Data listing =
# # # # #
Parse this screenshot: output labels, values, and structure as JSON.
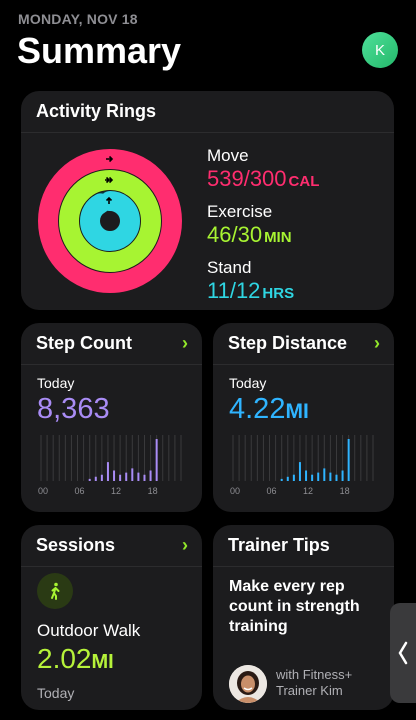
{
  "header": {
    "date": "MONDAY, NOV 18",
    "title": "Summary",
    "avatar_initial": "K"
  },
  "activity": {
    "title": "Activity Rings",
    "move": {
      "label": "Move",
      "value": "539/300",
      "unit": "CAL",
      "color": "#ff2d6f",
      "progress": 1.8
    },
    "exercise": {
      "label": "Exercise",
      "value": "46/30",
      "unit": "MIN",
      "color": "#a7f432",
      "progress": 1.53
    },
    "stand": {
      "label": "Stand",
      "value": "11/12",
      "unit": "HRS",
      "color": "#2fd6e3",
      "progress": 0.92
    }
  },
  "steps": {
    "title": "Step Count",
    "today_label": "Today",
    "value": "8,363",
    "color": "#a98cf5",
    "ticks": [
      "00",
      "06",
      "12",
      "18"
    ],
    "bars": [
      0,
      0,
      0,
      0,
      0,
      0,
      0,
      0,
      0.05,
      0.1,
      0.15,
      0.45,
      0.25,
      0.15,
      0.2,
      0.3,
      0.2,
      0.15,
      0.25,
      1.0,
      0,
      0,
      0,
      0
    ]
  },
  "distance": {
    "title": "Step Distance",
    "today_label": "Today",
    "value": "4.22",
    "unit": "MI",
    "color": "#2fb4ff",
    "ticks": [
      "00",
      "06",
      "12",
      "18"
    ],
    "bars": [
      0,
      0,
      0,
      0,
      0,
      0,
      0,
      0,
      0.05,
      0.1,
      0.15,
      0.45,
      0.25,
      0.15,
      0.2,
      0.3,
      0.2,
      0.15,
      0.25,
      1.0,
      0,
      0,
      0,
      0
    ]
  },
  "sessions": {
    "title": "Sessions",
    "name": "Outdoor Walk",
    "value": "2.02",
    "unit": "MI",
    "day": "Today"
  },
  "tips": {
    "title": "Trainer Tips",
    "text": "Make every rep count in strength training",
    "trainer_line1": "with Fitness+",
    "trainer_line2": "Trainer Kim"
  }
}
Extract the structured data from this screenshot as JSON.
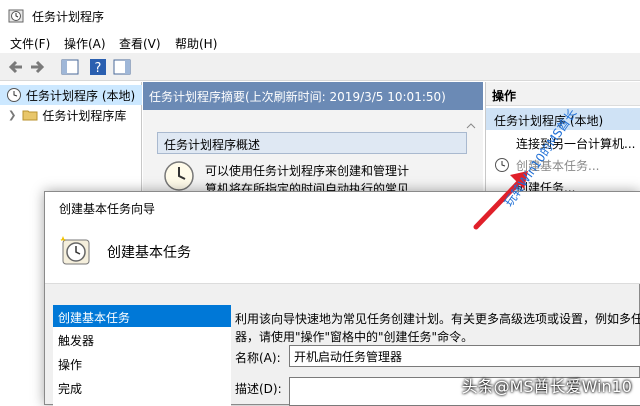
{
  "window": {
    "title": "任务计划程序"
  },
  "menubar": {
    "items": [
      "文件(F)",
      "操作(A)",
      "查看(V)",
      "帮助(H)"
    ]
  },
  "tree": {
    "items": [
      {
        "label": "任务计划程序 (本地)",
        "selected": true
      },
      {
        "label": "任务计划程序库",
        "selected": false
      }
    ]
  },
  "center": {
    "header": "任务计划程序摘要(上次刷新时间: 2019/3/5 10:01:50)",
    "overview_title": "任务计划程序概述",
    "overview_text_line1": "可以使用任务计划程序来创建和管理计",
    "overview_text_line2": "算机将在所指定的时间自动执行的常见"
  },
  "actions": {
    "header": "操作",
    "section": "任务计划程序 (本地)",
    "items": [
      "连接到另一台计算机...",
      "创建基本任务...",
      "创建任务..."
    ]
  },
  "dialog": {
    "title": "创建基本任务向导",
    "heading": "创建基本任务",
    "steps": [
      "创建基本任务",
      "触发器",
      "操作",
      "完成"
    ],
    "description_line1": "利用该向导快速地为常见任务创建计划。有关更多高级选项或设置，例如多任",
    "description_line2": "器，请使用\"操作\"窗格中的\"创建任务\"命令。",
    "name_label": "名称(A):",
    "name_value": "开机启动任务管理器",
    "desc_label": "描述(D):"
  },
  "watermarks": {
    "bottom": "头条@MS酋长爱Win10",
    "diagonal": "玩转Win10的MS酋长"
  },
  "colors": {
    "accent": "#0078d7",
    "header": "#6b8ab5",
    "arrow": "#e0202a"
  }
}
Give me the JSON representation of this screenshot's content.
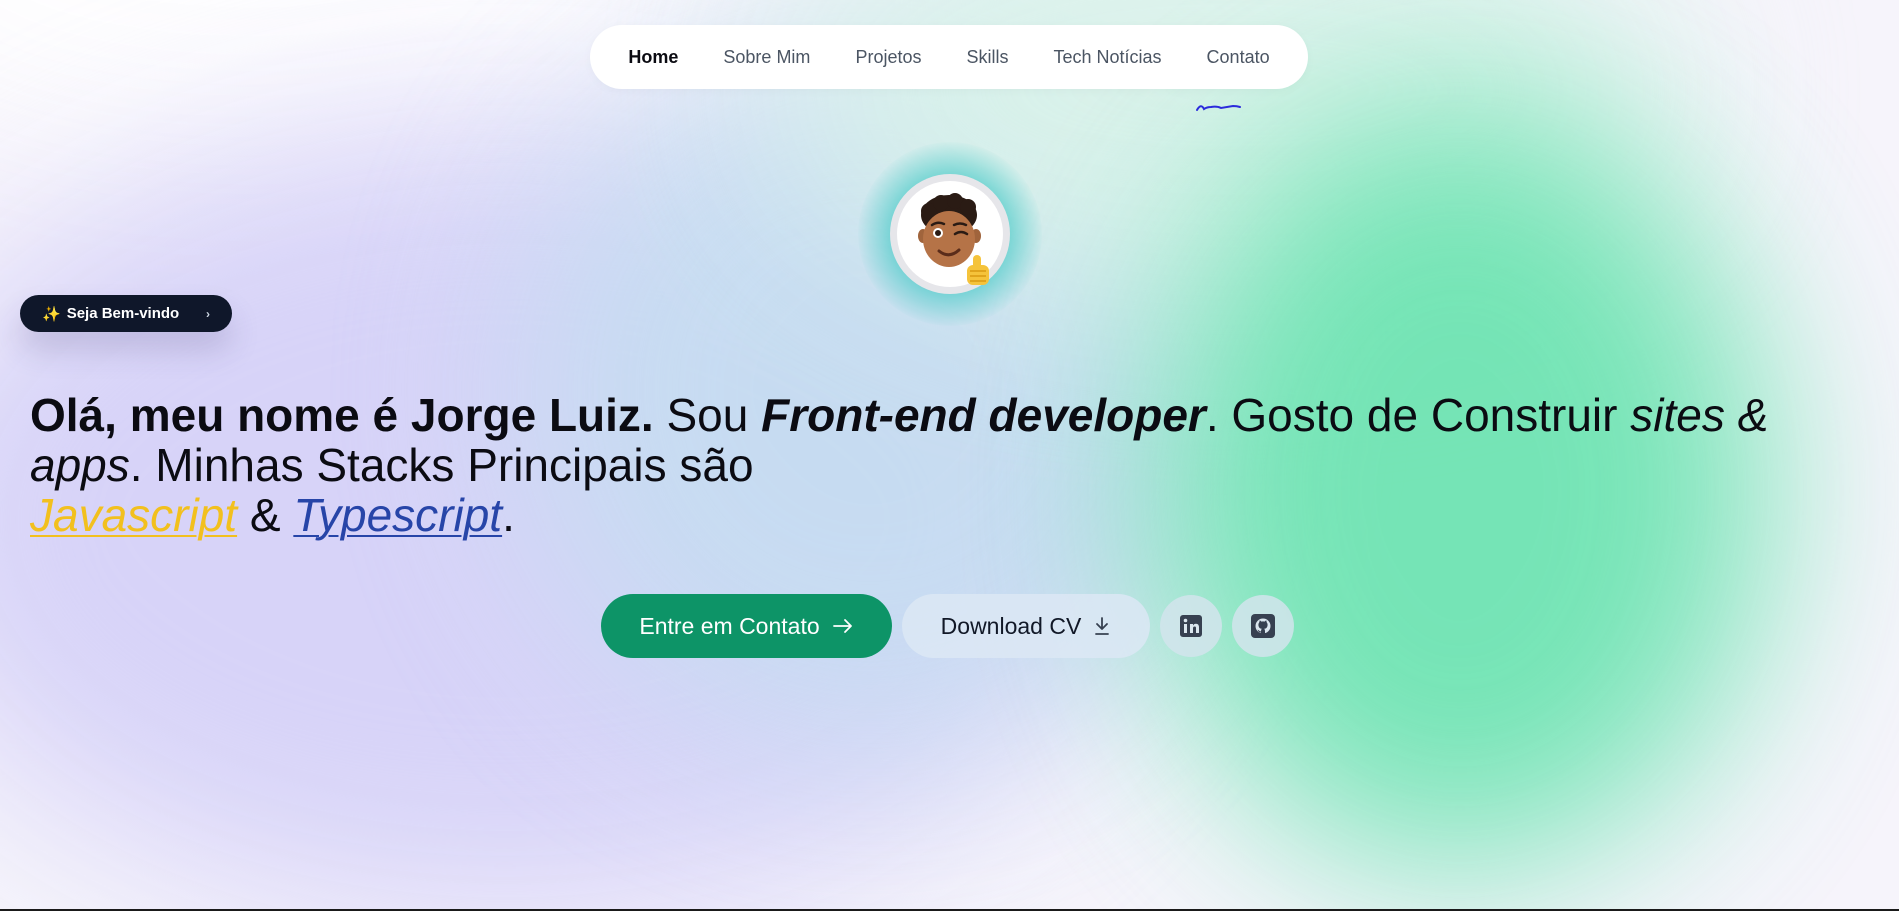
{
  "nav": {
    "items": [
      {
        "label": "Home",
        "active": true
      },
      {
        "label": "Sobre Mim"
      },
      {
        "label": "Projetos"
      },
      {
        "label": "Skills"
      },
      {
        "label": "Tech Notícias"
      },
      {
        "label": "Contato"
      }
    ]
  },
  "avatar": {
    "icon": "memoji-thumbs-up-icon"
  },
  "badge": {
    "label": "Seja Bem-vindo",
    "icon": "sparkles-icon",
    "chevron": "›"
  },
  "hero": {
    "part1_bold": "Olá, meu nome é Jorge Luiz.",
    "part2": " Sou ",
    "part3_bold_italic": "Front-end developer",
    "part4": ". Gosto de Construir ",
    "part5_italic": "sites & apps",
    "part6": ". Minhas Stacks Principais são",
    "js": "Javascript",
    "amp": " & ",
    "ts": "Typescript",
    "end": "."
  },
  "buttons": {
    "contact_label": "Entre em Contato",
    "cv_label": "Download CV",
    "linkedin_icon": "linkedin-icon",
    "github_icon": "github-icon"
  },
  "colors": {
    "primary_green": "#0d9467",
    "badge_bg": "#0f172a",
    "javascript": "#f2c01e",
    "typescript": "#2745a8",
    "scribble": "#2b2bdc"
  }
}
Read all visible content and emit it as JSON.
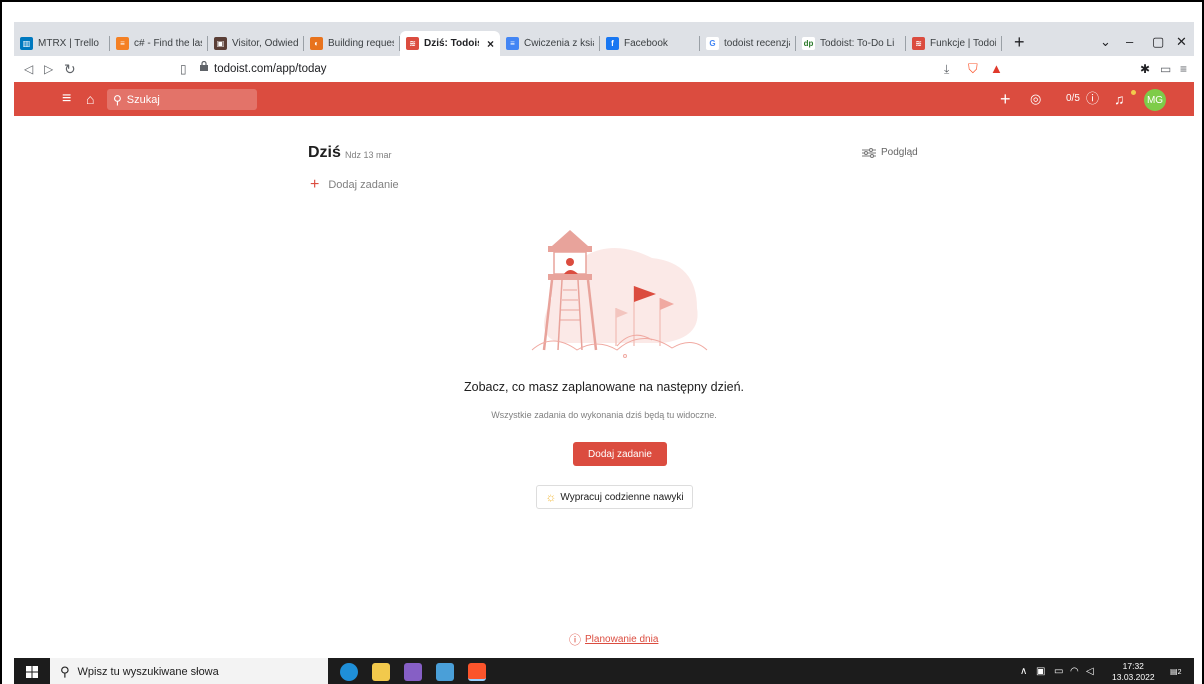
{
  "browser": {
    "tabs": [
      {
        "label": "MTRX | Trello",
        "icon": "trello-icon",
        "color": "#0079bf",
        "glyph": "▥"
      },
      {
        "label": "c# - Find the last",
        "icon": "stackoverflow-icon",
        "color": "#f48024",
        "glyph": "≡"
      },
      {
        "label": "Visitor, Odwiedza",
        "icon": "site-icon",
        "color": "#5a3e36",
        "glyph": "▣"
      },
      {
        "label": "Building request",
        "icon": "refactoring-icon",
        "color": "#e8731d",
        "glyph": "◐"
      },
      {
        "label": "Dziś: Todoist",
        "icon": "todoist-icon",
        "color": "#db4c3f",
        "glyph": "≋",
        "active": true
      },
      {
        "label": "Ćwiczenia z ksiaz",
        "icon": "docs-icon",
        "color": "#4285f4",
        "glyph": "≡"
      },
      {
        "label": "Facebook",
        "icon": "facebook-icon",
        "color": "#1877f2",
        "glyph": "f"
      },
      {
        "label": "todoist recenzja",
        "icon": "google-icon",
        "color": "#ffffff",
        "glyph": "G"
      },
      {
        "label": "Todoist: To-Do Li",
        "icon": "dp-icon",
        "color": "#ffffff",
        "glyph": "dp"
      },
      {
        "label": "Funkcje | Todoist",
        "icon": "todoist-icon",
        "color": "#db4c3f",
        "glyph": "≋"
      }
    ],
    "new_tab": "+",
    "url": "todoist.com/app/today"
  },
  "app": {
    "search_placeholder": "Szukaj",
    "karma": "0/5",
    "avatar_initials": "MG",
    "page_title": "Dziś",
    "page_date": "Ndz 13 mar",
    "view_label": "Podgląd",
    "add_task": "Dodaj zadanie",
    "empty_heading": "Zobacz, co masz zaplanowane na następny dzień.",
    "empty_sub": "Wszystkie zadania do wykonania dziś będą tu widoczne.",
    "primary_button": "Dodaj zadanie",
    "habits_button": "Wypracuj codzienne nawyki",
    "plan_link": "Planowanie dnia"
  },
  "taskbar": {
    "search_placeholder": "Wpisz tu wyszukiwane słowa",
    "time": "17:32",
    "date": "13.03.2022",
    "notifications": "2"
  },
  "colors": {
    "brand": "#db4c3f",
    "avatar": "#7ecc49"
  }
}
# # # # #
Leave out the pictures and repeat everything else in the records exactly.

Response to this exercise =
Parse this screenshot: output labels, values, and structure as JSON.
{
  "header": {
    "date": "MONDAY, NOV 18",
    "title": "Summary",
    "avatar_initial": "K"
  },
  "activity": {
    "title": "Activity Rings",
    "move": {
      "label": "Move",
      "value": "539/300",
      "unit": "CAL",
      "color": "#ff2d6f",
      "progress": 1.8
    },
    "exercise": {
      "label": "Exercise",
      "value": "46/30",
      "unit": "MIN",
      "color": "#a7f432",
      "progress": 1.53
    },
    "stand": {
      "label": "Stand",
      "value": "11/12",
      "unit": "HRS",
      "color": "#2fd6e3",
      "progress": 0.92
    }
  },
  "steps": {
    "title": "Step Count",
    "today_label": "Today",
    "value": "8,363",
    "color": "#a98cf5",
    "ticks": [
      "00",
      "06",
      "12",
      "18"
    ],
    "bars": [
      0,
      0,
      0,
      0,
      0,
      0,
      0,
      0,
      0.05,
      0.1,
      0.15,
      0.45,
      0.25,
      0.15,
      0.2,
      0.3,
      0.2,
      0.15,
      0.25,
      1.0,
      0,
      0,
      0,
      0
    ]
  },
  "distance": {
    "title": "Step Distance",
    "today_label": "Today",
    "value": "4.22",
    "unit": "MI",
    "color": "#2fb4ff",
    "ticks": [
      "00",
      "06",
      "12",
      "18"
    ],
    "bars": [
      0,
      0,
      0,
      0,
      0,
      0,
      0,
      0,
      0.05,
      0.1,
      0.15,
      0.45,
      0.25,
      0.15,
      0.2,
      0.3,
      0.2,
      0.15,
      0.25,
      1.0,
      0,
      0,
      0,
      0
    ]
  },
  "sessions": {
    "title": "Sessions",
    "name": "Outdoor Walk",
    "value": "2.02",
    "unit": "MI",
    "day": "Today"
  },
  "tips": {
    "title": "Trainer Tips",
    "text": "Make every rep count in strength training",
    "trainer_line1": "with Fitness+",
    "trainer_line2": "Trainer Kim"
  }
}
Extract the structured data from this screenshot as JSON.
{
  "window": {
    "title": "任务计划程序"
  },
  "menubar": {
    "items": [
      "文件(F)",
      "操作(A)",
      "查看(V)",
      "帮助(H)"
    ]
  },
  "tree": {
    "items": [
      {
        "label": "任务计划程序 (本地)",
        "selected": true
      },
      {
        "label": "任务计划程序库",
        "selected": false
      }
    ]
  },
  "center": {
    "header": "任务计划程序摘要(上次刷新时间: 2019/3/5 10:01:50)",
    "overview_title": "任务计划程序概述",
    "overview_text_line1": "可以使用任务计划程序来创建和管理计",
    "overview_text_line2": "算机将在所指定的时间自动执行的常见"
  },
  "actions": {
    "header": "操作",
    "section": "任务计划程序 (本地)",
    "items": [
      "连接到另一台计算机...",
      "创建基本任务...",
      "创建任务..."
    ]
  },
  "dialog": {
    "title": "创建基本任务向导",
    "heading": "创建基本任务",
    "steps": [
      "创建基本任务",
      "触发器",
      "操作",
      "完成"
    ],
    "description_line1": "利用该向导快速地为常见任务创建计划。有关更多高级选项或设置，例如多任",
    "description_line2": "器，请使用\"操作\"窗格中的\"创建任务\"命令。",
    "name_label": "名称(A):",
    "name_value": "开机启动任务管理器",
    "desc_label": "描述(D):"
  },
  "watermarks": {
    "bottom": "头条@MS酋长爱Win10",
    "diagonal": "玩转Win10的MS酋长"
  },
  "colors": {
    "accent": "#0078d7",
    "header": "#6b8ab5",
    "arrow": "#e0202a"
  }
}
Give me the JSON representation of this screenshot's content.
{
  "nav": {
    "items": [
      {
        "label": "Home",
        "active": true
      },
      {
        "label": "Sobre Mim"
      },
      {
        "label": "Projetos"
      },
      {
        "label": "Skills"
      },
      {
        "label": "Tech Notícias"
      },
      {
        "label": "Contato"
      }
    ]
  },
  "avatar": {
    "icon": "memoji-thumbs-up-icon"
  },
  "badge": {
    "label": "Seja Bem-vindo",
    "icon": "sparkles-icon",
    "chevron": "›"
  },
  "hero": {
    "part1_bold": "Olá, meu nome é Jorge Luiz.",
    "part2": " Sou ",
    "part3_bold_italic": "Front-end developer",
    "part4": ". Gosto de Construir ",
    "part5_italic": "sites & apps",
    "part6": ". Minhas Stacks Principais são",
    "js": "Javascript",
    "amp": " & ",
    "ts": "Typescript",
    "end": "."
  },
  "buttons": {
    "contact_label": "Entre em Contato",
    "cv_label": "Download CV",
    "linkedin_icon": "linkedin-icon",
    "github_icon": "github-icon"
  },
  "colors": {
    "primary_green": "#0d9467",
    "badge_bg": "#0f172a",
    "javascript": "#f2c01e",
    "typescript": "#2745a8",
    "scribble": "#2b2bdc"
  }
}
Read all visible content and emit it as JSON.
{
  "browser": {
    "tabs": [
      {
        "label": "MTRX | Trello",
        "icon": "trello-icon",
        "color": "#0079bf",
        "glyph": "▥"
      },
      {
        "label": "c# - Find the last",
        "icon": "stackoverflow-icon",
        "color": "#f48024",
        "glyph": "≡"
      },
      {
        "label": "Visitor, Odwiedza",
        "icon": "site-icon",
        "color": "#5a3e36",
        "glyph": "▣"
      },
      {
        "label": "Building request",
        "icon": "refactoring-icon",
        "color": "#e8731d",
        "glyph": "◐"
      },
      {
        "label": "Dziś: Todoist",
        "icon": "todoist-icon",
        "color": "#db4c3f",
        "glyph": "≋",
        "active": true
      },
      {
        "label": "Ćwiczenia z ksiaz",
        "icon": "docs-icon",
        "color": "#4285f4",
        "glyph": "≡"
      },
      {
        "label": "Facebook",
        "icon": "facebook-icon",
        "color": "#1877f2",
        "glyph": "f"
      },
      {
        "label": "todoist recenzja",
        "icon": "google-icon",
        "color": "#ffffff",
        "glyph": "G"
      },
      {
        "label": "Todoist: To-Do Li",
        "icon": "dp-icon",
        "color": "#ffffff",
        "glyph": "dp"
      },
      {
        "label": "Funkcje | Todoist",
        "icon": "todoist-icon",
        "color": "#db4c3f",
        "glyph": "≋"
      }
    ],
    "new_tab": "+",
    "url": "todoist.com/app/today"
  },
  "app": {
    "search_placeholder": "Szukaj",
    "karma": "0/5",
    "avatar_initials": "MG",
    "page_title": "Dziś",
    "page_date": "Ndz 13 mar",
    "view_label": "Podgląd",
    "add_task": "Dodaj zadanie",
    "empty_heading": "Zobacz, co masz zaplanowane na następny dzień.",
    "empty_sub": "Wszystkie zadania do wykonania dziś będą tu widoczne.",
    "primary_button": "Dodaj zadanie",
    "habits_button": "Wypracuj codzienne nawyki",
    "plan_link": "Planowanie dnia"
  },
  "taskbar": {
    "search_placeholder": "Wpisz tu wyszukiwane słowa",
    "time": "17:32",
    "date": "13.03.2022",
    "notifications": "2"
  },
  "colors": {
    "brand": "#db4c3f",
    "avatar": "#7ecc49"
  }
}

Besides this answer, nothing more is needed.